**What you should do**
Filter the entries beneath this task, copying only the lines that hold the word "Club".

++++ Records supplied

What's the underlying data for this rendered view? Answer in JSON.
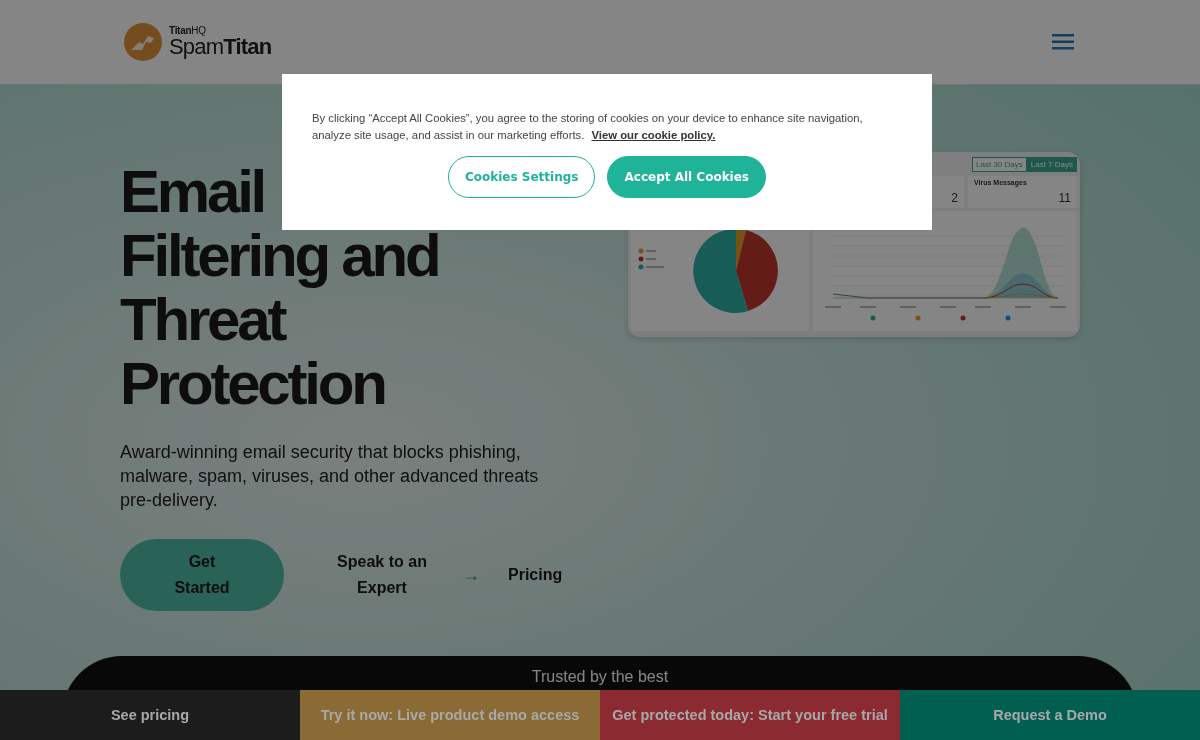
{
  "header": {
    "logo_small": "**Titan**HQ",
    "logo": "Spam**Titan**"
  },
  "hero": {
    "heading_lines": [
      "Email",
      "Filtering and",
      "Threat",
      "Protection"
    ],
    "description": "Award-winning email security that blocks phishing, malware, spam, viruses, and other advanced threats pre-delivery.",
    "primary_button": "Get Started",
    "expert_link": "Speak to an Expert",
    "arrow": "→",
    "pricing_link": "Pricing"
  },
  "dashboard": {
    "tabs": [
      {
        "label": "Last 30 Days",
        "selected": false
      },
      {
        "label": "Last 7 Days",
        "selected": true
      }
    ],
    "stats": [
      {
        "value": "2"
      },
      {
        "label": "Virus Messages",
        "value": "11"
      }
    ]
  },
  "trusted": {
    "title": "Trusted by the best"
  },
  "cookie_banner": {
    "text": "By clicking “Accept All Cookies”, you agree to the storing of cookies on your device to enhance site navigation, analyze site usage, and assist in our marketing efforts.",
    "policy_link": "View our cookie policy.",
    "settings_button": "Cookies Settings",
    "accept_button": "Accept All Cookies"
  },
  "bottom_bar": [
    {
      "label": "See pricing",
      "color": "#1c1c1c"
    },
    {
      "label": "Try it now: Live product demo access",
      "color": "#8a6a35"
    },
    {
      "label": "Get protected today: Start your free trial",
      "color": "#8b2a30"
    },
    {
      "label": "Request a Demo",
      "color": "#005f50"
    }
  ]
}
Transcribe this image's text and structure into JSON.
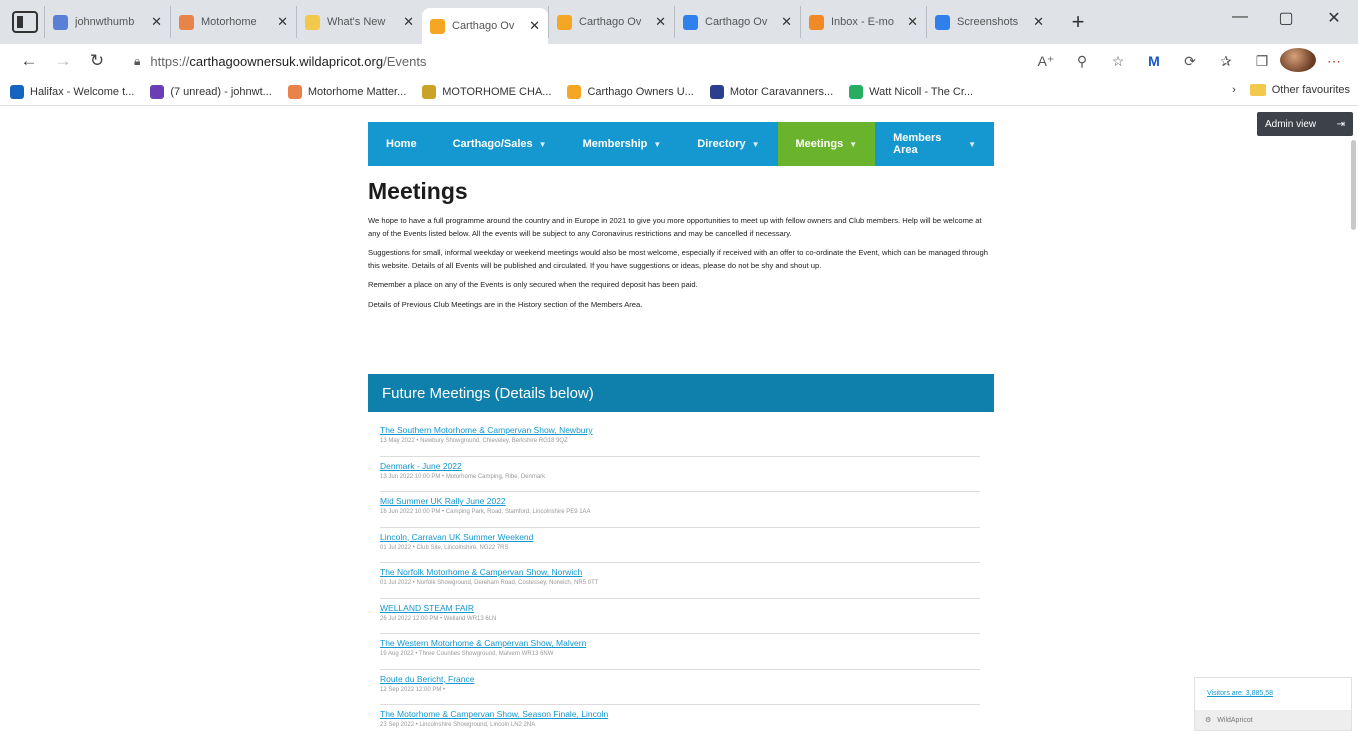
{
  "browser": {
    "tabs": [
      {
        "title": "johnwthumb",
        "color": "#5a7fd6"
      },
      {
        "title": "Motorhome",
        "color": "#e8834a"
      },
      {
        "title": "What's New",
        "color": "#f2c94c"
      },
      {
        "title": "Carthago Ov",
        "color": "#f5a623",
        "active": true
      },
      {
        "title": "Carthago Ov",
        "color": "#f5a623"
      },
      {
        "title": "Carthago Ov",
        "color": "#2f80ed"
      },
      {
        "title": "Inbox - E-mo",
        "color": "#f08a24"
      },
      {
        "title": "Screenshots",
        "color": "#2f80ed"
      }
    ],
    "tab_close": "✕",
    "new_tab": "+",
    "window_controls": {
      "minimize": "—",
      "maximize": "▢",
      "close": "✕"
    },
    "url": {
      "scheme": "https://",
      "host": "carthagoownersuk.wildapricot.org",
      "path": "/Events"
    },
    "favourites": [
      {
        "label": "Halifax - Welcome t...",
        "color": "#1565c0"
      },
      {
        "label": "(7 unread) - johnwt...",
        "color": "#6a3fb5"
      },
      {
        "label": "Motorhome Matter...",
        "color": "#e8834a"
      },
      {
        "label": "MOTORHOME CHA...",
        "color": "#c9a227"
      },
      {
        "label": "Carthago Owners U...",
        "color": "#f5a623"
      },
      {
        "label": "Motor Caravanners...",
        "color": "#2c3e8c"
      },
      {
        "label": "Watt Nicoll - The Cr...",
        "color": "#27ae60"
      }
    ],
    "other_favourites": "Other favourites"
  },
  "admin_view": {
    "label": "Admin view"
  },
  "menu": [
    {
      "label": "Home",
      "caret": false,
      "active": false
    },
    {
      "label": "Carthago/Sales",
      "caret": true,
      "active": false
    },
    {
      "label": "Membership",
      "caret": true,
      "active": false
    },
    {
      "label": "Directory",
      "caret": true,
      "active": false
    },
    {
      "label": "Meetings",
      "caret": true,
      "active": true
    },
    {
      "label": "Members Area",
      "caret": true,
      "active": false
    }
  ],
  "page": {
    "title": "Meetings",
    "intro": [
      "We hope to have a full programme around the country and in Europe in 2021 to give you more opportunities to meet up with fellow owners and Club members. Help will be welcome at any of the Events listed below. All the events will be subject to any Coronavirus restrictions and may be cancelled if necessary.",
      "Suggestions for small, informal weekday or weekend meetings would also be most welcome, especially if received with an offer to co-ordinate the Event, which can be managed through this website. Details of all Events will be published and circulated. If you have suggestions or ideas, please do not be shy and shout up.",
      "Remember a place on any of the Events is only secured when the required deposit has been paid.",
      "Details of Previous Club Meetings are in the History section of the Members Area."
    ],
    "future_header": "Future Meetings (Details below)",
    "events": [
      {
        "title": "The Southern Motorhome & Campervan Show, Newbury",
        "details": "13 May 2022 • Newbury Showground, Chieveley, Berkshire RG18 9QZ"
      },
      {
        "title": "Denmark - June 2022",
        "details": "13 Jun 2022 10:00 PM • Motorhome Camping, Ribe, Denmark"
      },
      {
        "title": "Mid Summer UK Rally June 2022",
        "details": "16 Jun 2022 10:00 PM • Camping Park, Road, Stamford, Lincolnshire PE9 1AA"
      },
      {
        "title": "Lincoln, Carravan UK Summer Weekend",
        "details": "01 Jul 2022 • Club Site, Lincolnshire, NG22 7RS"
      },
      {
        "title": "The Norfolk Motorhome & Campervan Show, Norwich",
        "details": "01 Jul 2022 • Norfolk Showground, Dereham Road, Costessey, Norwich, NR5 0TT"
      },
      {
        "title": "WELLAND STEAM FAIR",
        "details": "26 Jul 2022 12:00 PM • Welland WR13 6LN"
      },
      {
        "title": "The Western Motorhome & Campervan Show, Malvern",
        "details": "19 Aug 2022 • Three Counties Showground, Malvern WR13 6NW"
      },
      {
        "title": "Route du Bericht, France",
        "details": "12 Sep 2022 12:00 PM •"
      },
      {
        "title": "The Motorhome & Campervan Show, Season Finale, Lincoln",
        "details": "23 Sep 2022 • Lincolnshire Showground, Lincoln LN2 2NA"
      }
    ]
  },
  "stats_widget": {
    "link": "Visitors are: 3,885,58",
    "bottom": "WildApricot"
  }
}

++++++++

**Exercise response**
      "We hope to have a full programme around the country and in Europe in 2021 to give you more opportunities to meet up with fellow owners and Club members. Help will be welcome at any of the Events listed below. All the events will be subject to any Coronavirus restrictions and may be cancelled if necessary.",
      "Details of Previous Club Meetings are in the History section of the Members Area."
        "details": "01 Jul 2022 • Club Site, Lincolnshire, NG22 7RS"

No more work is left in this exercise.